→ Task instructions
Where a line in the listing below contains the word "watermark", copy that line.

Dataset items
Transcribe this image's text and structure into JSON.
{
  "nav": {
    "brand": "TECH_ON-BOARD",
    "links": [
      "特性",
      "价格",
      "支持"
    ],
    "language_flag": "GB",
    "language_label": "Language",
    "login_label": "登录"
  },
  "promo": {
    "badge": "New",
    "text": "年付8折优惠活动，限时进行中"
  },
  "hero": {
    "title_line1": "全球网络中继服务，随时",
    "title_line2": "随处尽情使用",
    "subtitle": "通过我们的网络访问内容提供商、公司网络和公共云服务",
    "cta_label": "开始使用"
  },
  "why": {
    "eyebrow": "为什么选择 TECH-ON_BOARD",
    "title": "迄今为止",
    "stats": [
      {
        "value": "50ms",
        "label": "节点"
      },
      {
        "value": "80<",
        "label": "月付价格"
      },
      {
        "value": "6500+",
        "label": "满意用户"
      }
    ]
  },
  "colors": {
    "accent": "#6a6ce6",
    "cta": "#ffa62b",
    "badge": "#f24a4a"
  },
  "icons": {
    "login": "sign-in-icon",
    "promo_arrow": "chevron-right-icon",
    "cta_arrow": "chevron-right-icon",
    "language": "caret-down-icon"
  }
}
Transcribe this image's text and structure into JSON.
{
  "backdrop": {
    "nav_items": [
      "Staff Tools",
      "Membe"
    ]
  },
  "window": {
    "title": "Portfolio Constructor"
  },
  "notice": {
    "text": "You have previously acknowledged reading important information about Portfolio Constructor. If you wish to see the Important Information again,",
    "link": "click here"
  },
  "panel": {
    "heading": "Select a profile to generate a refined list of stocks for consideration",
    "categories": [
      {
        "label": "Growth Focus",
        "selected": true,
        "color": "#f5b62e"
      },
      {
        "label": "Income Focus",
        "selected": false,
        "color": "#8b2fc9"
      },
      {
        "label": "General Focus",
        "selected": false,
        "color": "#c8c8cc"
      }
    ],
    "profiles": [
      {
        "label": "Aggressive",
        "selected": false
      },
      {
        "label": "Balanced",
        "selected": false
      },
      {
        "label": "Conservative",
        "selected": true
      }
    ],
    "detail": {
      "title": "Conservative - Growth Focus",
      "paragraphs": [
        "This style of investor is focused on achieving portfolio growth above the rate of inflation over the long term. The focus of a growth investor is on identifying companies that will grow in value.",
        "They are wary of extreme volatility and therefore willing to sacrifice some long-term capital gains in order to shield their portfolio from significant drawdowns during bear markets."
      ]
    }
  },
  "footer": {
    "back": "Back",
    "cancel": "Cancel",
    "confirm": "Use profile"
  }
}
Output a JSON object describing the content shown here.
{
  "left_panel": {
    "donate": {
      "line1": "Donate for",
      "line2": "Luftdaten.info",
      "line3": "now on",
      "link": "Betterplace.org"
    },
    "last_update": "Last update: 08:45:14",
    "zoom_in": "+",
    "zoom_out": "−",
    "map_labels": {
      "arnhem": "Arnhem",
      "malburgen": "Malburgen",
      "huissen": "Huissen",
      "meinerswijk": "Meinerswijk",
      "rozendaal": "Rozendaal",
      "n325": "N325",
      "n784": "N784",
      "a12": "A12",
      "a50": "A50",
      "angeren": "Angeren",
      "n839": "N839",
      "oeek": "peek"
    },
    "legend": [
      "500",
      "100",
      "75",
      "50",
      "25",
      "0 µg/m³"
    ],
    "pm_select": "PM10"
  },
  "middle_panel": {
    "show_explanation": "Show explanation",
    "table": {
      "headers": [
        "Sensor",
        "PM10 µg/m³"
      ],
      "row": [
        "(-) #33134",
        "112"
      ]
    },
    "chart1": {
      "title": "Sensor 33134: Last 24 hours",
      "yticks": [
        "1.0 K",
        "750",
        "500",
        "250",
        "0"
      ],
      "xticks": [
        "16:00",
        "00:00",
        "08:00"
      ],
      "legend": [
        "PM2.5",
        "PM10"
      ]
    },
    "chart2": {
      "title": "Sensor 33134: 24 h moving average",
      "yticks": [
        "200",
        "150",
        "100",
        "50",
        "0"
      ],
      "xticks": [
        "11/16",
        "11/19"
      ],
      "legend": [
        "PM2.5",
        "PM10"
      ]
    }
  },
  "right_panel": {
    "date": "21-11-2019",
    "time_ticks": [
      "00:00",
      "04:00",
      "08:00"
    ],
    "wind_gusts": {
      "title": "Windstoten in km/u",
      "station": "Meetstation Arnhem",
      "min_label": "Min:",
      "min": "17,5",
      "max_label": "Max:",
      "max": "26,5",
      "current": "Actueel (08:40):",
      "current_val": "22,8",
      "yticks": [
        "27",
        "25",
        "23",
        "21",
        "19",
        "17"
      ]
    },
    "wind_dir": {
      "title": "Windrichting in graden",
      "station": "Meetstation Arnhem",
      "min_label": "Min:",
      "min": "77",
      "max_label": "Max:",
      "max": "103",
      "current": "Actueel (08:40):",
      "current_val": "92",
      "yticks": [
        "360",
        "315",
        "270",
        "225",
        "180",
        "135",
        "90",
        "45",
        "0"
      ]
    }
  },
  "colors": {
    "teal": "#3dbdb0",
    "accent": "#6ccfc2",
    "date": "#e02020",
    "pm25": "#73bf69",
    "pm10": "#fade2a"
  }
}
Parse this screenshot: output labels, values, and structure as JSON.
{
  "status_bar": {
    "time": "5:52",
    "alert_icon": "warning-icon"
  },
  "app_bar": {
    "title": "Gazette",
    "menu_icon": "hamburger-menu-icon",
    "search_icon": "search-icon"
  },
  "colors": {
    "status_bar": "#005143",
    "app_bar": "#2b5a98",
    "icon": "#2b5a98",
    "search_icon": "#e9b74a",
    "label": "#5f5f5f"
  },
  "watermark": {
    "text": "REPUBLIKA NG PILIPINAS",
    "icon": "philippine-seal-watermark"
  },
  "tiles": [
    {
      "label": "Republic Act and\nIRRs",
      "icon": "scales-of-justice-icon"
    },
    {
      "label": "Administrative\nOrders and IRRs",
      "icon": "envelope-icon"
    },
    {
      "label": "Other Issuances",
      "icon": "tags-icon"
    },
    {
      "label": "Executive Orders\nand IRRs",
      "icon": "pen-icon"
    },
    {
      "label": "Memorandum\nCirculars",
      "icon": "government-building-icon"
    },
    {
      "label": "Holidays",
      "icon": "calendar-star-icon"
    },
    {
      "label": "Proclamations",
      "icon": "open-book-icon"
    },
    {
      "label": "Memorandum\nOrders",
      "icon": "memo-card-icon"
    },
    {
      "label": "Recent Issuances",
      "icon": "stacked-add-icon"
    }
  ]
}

→ Solution to this exercise
  "watermark": {
    "icon": "philippine-seal-watermark"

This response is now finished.